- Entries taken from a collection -

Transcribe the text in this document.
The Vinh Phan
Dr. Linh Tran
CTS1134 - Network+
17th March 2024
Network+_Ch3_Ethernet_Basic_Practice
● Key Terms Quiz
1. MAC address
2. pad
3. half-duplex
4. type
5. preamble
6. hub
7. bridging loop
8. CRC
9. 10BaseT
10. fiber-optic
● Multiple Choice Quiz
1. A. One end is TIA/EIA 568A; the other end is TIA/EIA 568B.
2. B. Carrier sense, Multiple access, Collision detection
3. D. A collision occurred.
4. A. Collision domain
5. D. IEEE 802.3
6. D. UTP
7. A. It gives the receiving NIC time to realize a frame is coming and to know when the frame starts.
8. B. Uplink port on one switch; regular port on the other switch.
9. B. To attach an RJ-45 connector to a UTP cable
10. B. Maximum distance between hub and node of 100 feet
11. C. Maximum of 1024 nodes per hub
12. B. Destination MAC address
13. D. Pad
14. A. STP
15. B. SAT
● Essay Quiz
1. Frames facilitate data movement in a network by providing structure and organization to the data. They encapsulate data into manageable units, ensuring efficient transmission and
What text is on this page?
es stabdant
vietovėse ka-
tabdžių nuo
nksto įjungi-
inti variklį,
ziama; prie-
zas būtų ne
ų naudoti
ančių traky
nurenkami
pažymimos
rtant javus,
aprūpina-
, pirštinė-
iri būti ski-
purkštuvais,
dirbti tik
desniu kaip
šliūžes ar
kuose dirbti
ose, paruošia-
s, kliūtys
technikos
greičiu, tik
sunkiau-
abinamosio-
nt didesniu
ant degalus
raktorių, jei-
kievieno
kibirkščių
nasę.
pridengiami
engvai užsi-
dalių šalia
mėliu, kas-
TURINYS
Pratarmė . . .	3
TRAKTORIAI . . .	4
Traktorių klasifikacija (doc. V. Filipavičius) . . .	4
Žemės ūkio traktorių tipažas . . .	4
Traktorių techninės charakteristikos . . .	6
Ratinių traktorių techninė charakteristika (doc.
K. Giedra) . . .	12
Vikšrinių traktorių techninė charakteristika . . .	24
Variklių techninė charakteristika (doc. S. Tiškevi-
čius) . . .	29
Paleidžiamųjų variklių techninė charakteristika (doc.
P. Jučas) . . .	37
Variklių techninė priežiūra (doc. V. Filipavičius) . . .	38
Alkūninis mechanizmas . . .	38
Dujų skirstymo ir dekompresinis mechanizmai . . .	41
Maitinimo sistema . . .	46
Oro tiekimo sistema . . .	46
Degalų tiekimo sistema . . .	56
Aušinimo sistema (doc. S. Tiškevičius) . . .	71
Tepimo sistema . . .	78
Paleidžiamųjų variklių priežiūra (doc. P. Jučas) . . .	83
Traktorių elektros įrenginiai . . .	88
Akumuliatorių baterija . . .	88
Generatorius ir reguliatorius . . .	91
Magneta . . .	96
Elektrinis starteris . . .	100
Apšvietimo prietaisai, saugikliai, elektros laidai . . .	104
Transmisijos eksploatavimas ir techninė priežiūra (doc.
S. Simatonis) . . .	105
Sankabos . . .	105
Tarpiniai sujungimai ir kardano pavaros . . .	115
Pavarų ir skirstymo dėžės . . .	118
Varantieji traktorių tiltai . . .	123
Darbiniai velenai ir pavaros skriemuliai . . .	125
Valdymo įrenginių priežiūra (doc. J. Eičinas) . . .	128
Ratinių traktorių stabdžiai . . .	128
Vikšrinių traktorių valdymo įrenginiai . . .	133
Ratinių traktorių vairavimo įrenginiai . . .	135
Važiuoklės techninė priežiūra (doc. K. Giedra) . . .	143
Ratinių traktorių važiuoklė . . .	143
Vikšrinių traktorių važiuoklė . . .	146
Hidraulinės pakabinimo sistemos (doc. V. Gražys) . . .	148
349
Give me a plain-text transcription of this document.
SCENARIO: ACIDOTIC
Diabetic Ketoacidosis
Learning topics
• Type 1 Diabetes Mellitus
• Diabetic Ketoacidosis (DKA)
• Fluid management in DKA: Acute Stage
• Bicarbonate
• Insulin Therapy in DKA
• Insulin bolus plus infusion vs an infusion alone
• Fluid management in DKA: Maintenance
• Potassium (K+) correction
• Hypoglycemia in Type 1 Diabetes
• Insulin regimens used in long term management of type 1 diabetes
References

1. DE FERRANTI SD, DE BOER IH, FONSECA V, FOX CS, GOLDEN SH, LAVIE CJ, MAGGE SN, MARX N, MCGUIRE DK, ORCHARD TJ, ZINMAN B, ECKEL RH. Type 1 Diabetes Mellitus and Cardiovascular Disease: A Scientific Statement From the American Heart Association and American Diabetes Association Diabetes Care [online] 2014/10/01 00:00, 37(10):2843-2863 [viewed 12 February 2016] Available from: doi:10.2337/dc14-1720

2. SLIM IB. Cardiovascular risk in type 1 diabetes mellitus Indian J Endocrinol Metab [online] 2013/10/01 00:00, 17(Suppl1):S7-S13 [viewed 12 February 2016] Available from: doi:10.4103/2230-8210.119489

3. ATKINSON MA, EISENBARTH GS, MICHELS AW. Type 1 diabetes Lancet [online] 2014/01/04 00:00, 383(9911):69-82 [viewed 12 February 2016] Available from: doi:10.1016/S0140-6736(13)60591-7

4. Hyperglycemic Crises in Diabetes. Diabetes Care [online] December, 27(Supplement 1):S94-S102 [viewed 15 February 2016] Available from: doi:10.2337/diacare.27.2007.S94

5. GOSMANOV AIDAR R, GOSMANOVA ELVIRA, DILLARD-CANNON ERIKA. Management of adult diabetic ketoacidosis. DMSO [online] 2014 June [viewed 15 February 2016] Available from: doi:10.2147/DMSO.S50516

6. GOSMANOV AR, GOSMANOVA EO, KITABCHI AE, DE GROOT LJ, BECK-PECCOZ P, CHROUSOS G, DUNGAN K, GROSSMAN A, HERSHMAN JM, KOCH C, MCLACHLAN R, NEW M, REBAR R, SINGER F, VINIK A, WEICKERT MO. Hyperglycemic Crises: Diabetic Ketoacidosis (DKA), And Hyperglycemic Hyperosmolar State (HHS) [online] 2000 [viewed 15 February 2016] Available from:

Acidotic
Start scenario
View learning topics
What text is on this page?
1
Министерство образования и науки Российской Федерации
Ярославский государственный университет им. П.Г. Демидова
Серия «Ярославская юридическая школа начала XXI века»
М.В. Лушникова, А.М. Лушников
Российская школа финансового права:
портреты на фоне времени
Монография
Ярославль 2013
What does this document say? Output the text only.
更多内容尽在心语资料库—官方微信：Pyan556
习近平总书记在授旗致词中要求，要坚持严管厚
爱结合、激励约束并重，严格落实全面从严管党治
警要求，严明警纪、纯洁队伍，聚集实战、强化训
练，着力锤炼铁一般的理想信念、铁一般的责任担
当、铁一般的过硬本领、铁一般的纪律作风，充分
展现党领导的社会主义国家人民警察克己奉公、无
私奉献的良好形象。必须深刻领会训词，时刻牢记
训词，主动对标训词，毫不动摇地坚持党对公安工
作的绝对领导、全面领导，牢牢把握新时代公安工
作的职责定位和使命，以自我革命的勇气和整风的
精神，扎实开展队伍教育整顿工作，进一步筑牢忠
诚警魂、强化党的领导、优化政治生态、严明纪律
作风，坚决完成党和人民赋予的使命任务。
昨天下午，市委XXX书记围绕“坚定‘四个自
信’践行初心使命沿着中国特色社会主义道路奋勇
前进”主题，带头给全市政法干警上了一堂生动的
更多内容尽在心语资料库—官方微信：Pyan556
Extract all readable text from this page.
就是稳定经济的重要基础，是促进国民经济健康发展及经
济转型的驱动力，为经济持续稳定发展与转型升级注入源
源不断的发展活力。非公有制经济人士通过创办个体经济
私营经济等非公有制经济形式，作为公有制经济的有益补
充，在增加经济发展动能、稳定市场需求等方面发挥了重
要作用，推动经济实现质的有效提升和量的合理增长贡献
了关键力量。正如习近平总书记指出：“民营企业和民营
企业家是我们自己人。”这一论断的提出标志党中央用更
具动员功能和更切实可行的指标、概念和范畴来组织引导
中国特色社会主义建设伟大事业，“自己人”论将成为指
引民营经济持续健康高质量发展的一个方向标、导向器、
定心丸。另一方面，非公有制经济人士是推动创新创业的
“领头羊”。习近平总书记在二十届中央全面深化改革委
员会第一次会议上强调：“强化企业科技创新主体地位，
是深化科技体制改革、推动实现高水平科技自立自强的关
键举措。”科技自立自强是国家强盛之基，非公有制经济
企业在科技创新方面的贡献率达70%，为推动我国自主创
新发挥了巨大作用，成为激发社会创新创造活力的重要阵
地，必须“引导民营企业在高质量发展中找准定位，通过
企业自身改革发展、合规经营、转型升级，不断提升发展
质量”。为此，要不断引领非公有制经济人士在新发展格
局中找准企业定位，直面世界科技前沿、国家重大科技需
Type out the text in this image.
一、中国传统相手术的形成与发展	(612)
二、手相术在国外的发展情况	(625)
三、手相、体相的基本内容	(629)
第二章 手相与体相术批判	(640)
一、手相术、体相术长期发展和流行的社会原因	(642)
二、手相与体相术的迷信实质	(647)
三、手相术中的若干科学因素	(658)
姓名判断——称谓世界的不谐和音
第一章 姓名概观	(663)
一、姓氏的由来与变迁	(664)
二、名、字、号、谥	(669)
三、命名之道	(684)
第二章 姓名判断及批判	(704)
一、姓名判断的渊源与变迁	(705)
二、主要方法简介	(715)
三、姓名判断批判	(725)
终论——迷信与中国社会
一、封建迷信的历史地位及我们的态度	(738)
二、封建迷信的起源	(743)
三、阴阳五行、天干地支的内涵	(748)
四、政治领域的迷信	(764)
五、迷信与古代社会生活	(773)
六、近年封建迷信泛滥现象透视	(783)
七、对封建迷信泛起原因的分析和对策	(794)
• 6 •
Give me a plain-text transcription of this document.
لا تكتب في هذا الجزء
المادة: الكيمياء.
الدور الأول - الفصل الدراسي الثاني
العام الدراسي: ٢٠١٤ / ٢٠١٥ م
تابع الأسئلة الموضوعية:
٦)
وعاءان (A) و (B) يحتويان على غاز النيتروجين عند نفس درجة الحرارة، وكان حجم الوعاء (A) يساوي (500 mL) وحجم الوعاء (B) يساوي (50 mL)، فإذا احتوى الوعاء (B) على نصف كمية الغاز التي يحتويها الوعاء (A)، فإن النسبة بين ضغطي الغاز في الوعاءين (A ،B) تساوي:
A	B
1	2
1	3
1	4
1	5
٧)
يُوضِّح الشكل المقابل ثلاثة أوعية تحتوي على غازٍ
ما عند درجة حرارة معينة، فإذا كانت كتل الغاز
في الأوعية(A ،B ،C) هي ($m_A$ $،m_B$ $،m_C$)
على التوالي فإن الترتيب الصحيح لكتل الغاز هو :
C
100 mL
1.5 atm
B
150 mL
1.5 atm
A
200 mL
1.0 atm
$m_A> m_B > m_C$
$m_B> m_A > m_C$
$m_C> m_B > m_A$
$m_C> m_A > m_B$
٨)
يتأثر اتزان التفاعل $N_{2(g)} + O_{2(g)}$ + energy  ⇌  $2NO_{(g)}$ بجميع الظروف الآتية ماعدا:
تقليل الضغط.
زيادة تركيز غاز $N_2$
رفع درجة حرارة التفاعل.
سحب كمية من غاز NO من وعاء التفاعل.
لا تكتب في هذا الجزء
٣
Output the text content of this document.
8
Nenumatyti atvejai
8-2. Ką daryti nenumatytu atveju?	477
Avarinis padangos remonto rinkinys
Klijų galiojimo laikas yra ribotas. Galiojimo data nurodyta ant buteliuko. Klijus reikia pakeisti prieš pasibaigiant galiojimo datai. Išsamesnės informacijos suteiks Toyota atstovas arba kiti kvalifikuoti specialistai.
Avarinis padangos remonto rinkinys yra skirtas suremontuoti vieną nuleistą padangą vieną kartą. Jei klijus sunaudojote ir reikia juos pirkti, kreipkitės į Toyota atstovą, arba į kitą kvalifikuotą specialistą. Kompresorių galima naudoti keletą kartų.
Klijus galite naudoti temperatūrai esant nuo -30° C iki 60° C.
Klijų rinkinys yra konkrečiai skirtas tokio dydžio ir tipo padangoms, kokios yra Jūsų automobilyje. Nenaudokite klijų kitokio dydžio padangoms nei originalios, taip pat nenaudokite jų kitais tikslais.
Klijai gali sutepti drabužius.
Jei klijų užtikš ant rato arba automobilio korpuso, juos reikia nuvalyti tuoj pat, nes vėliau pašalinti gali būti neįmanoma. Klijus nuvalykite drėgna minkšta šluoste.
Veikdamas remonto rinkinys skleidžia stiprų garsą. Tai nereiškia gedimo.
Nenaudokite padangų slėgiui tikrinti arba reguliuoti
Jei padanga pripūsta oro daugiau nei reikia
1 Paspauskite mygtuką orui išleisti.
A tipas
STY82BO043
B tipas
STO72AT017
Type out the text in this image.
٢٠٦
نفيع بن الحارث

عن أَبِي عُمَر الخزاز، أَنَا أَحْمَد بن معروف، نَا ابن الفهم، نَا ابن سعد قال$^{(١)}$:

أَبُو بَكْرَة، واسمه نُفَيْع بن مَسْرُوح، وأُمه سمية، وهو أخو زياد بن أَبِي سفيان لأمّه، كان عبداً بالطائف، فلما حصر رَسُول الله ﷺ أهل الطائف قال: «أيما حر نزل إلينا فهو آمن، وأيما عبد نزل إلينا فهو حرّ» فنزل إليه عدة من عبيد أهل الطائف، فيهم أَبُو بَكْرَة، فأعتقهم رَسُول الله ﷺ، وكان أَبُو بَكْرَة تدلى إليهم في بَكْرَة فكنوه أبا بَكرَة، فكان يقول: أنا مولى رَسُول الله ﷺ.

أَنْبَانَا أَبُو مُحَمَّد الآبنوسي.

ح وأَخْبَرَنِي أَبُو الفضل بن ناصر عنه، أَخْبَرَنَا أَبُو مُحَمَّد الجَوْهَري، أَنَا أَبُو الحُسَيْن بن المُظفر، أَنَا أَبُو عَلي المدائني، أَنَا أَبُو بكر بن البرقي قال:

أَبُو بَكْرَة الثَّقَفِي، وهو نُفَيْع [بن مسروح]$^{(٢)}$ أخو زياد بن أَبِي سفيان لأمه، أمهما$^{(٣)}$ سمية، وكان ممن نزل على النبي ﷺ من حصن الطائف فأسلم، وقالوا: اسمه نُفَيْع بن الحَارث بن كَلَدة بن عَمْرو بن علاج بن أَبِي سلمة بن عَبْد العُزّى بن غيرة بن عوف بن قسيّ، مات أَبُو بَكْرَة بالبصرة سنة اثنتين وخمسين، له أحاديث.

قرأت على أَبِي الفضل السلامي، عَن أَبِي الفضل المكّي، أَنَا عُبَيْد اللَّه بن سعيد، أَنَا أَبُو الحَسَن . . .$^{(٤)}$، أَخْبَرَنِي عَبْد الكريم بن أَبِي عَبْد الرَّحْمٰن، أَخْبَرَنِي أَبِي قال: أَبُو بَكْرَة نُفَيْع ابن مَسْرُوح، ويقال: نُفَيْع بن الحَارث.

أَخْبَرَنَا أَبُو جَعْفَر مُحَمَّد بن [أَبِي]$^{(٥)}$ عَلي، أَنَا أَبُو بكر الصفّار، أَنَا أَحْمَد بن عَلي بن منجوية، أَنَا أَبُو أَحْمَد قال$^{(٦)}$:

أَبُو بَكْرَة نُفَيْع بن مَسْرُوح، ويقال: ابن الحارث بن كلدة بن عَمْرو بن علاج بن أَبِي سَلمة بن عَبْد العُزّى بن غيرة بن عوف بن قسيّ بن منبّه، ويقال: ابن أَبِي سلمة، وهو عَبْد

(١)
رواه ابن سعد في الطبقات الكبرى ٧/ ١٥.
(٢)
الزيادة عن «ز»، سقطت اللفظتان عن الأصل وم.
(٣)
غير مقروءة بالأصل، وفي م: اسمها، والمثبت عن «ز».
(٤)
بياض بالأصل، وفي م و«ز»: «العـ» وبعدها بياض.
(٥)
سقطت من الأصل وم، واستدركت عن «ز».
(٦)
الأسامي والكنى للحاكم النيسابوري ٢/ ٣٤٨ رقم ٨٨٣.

- Challenge -
Reply with the number of lines in the material above that contain "priežiūra", and nothing more.

- Solution -
5